Selected passage:
Every year, thousands of lawsuits are filed by people who are injured in trip and fall incidents. Understanding the elements governing this area of law can help those trying to decide whether they have a case worth filing.

Trip-and-fall cases, sometimes called slip-and-fall, generally involve some sort of hazardous condition on a walking surface. The key is determining whether the owner of the property where the injury occurred is at fault.

In a typical slip, trip and fall case, there is either something wrong with the walking surface, such as an uneven sidewalk, or there is some temporary condition which makes the walking surface dangerous, such as something spilled on the floor.

Generally, cases where the surface has some long-term issue, such as the uneven sidewalk, are easier to prove. Courts will consider that the property owner must have known about the condition and had ample time to correct it, but failed to do so.

In cases where the condition is temporary, such as water on a tile floor, the court will try to figure out how the water got there, how long it had been there, and whether the property owner made any attempt to clean it up or to warn people of the slip hazard.

Given information:
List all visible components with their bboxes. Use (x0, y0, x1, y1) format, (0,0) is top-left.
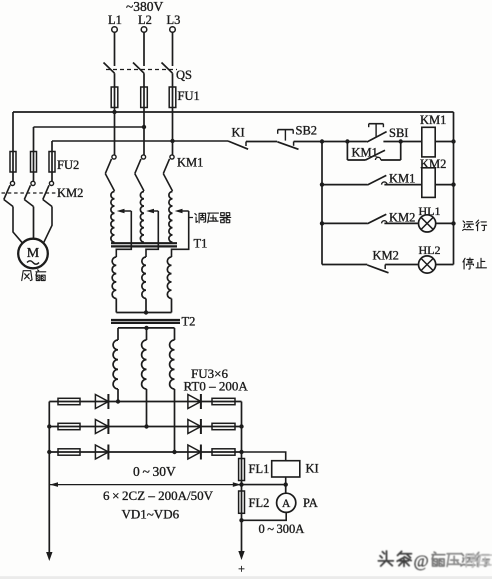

Goal: According to the trip-and-fall passage, which kind of case is generally easier to prove? The lines are separate material from the trip-and-fall passage.

Result of this task: Cases where the walking surface has a long-term issue, such as an uneven sidewalk.